(Stored items from a collection)
= = = = = = =
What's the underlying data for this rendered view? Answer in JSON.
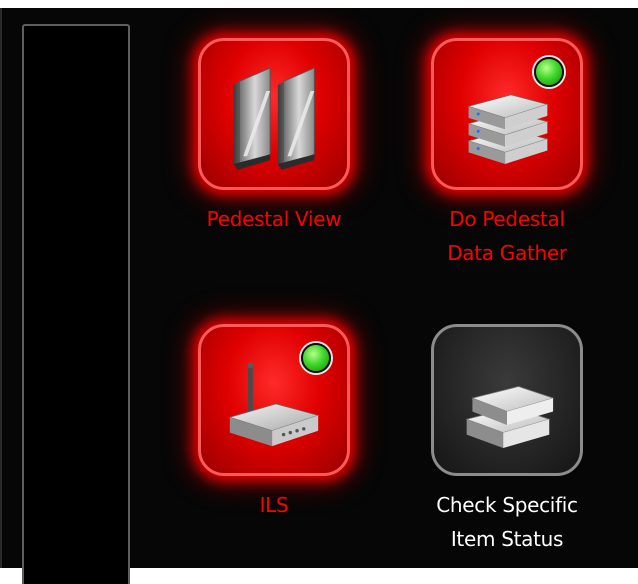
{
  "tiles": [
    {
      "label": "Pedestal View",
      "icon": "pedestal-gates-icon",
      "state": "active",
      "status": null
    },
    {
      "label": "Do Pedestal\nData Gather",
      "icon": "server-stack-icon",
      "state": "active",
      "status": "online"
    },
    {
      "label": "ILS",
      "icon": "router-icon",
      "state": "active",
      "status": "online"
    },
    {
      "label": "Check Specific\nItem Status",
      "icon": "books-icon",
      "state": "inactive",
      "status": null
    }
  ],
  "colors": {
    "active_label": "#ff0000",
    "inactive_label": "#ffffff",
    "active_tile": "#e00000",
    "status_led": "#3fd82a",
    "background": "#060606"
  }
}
= = = = = = =
**SHORT TASK**
Retype all of the entries exactly as written, leaving out any images.

**FINAL ANSWER**
What's the underlying data for this rendered view? Answer in JSON.
{
  "tiles": [
    {
      "label": "Pedestal View",
      "icon": "pedestal-gates-icon",
      "state": "active",
      "status": null
    },
    {
      "label": "Do Pedestal\nData Gather",
      "icon": "server-stack-icon",
      "state": "active",
      "status": "online"
    },
    {
      "label": "ILS",
      "icon": "router-icon",
      "state": "active",
      "status": "online"
    },
    {
      "label": "Check Specific\nItem Status",
      "icon": "books-icon",
      "state": "inactive",
      "status": null
    }
  ],
  "colors": {
    "active_label": "#ff0000",
    "inactive_label": "#ffffff",
    "active_tile": "#e00000",
    "status_led": "#3fd82a",
    "background": "#060606"
  }
}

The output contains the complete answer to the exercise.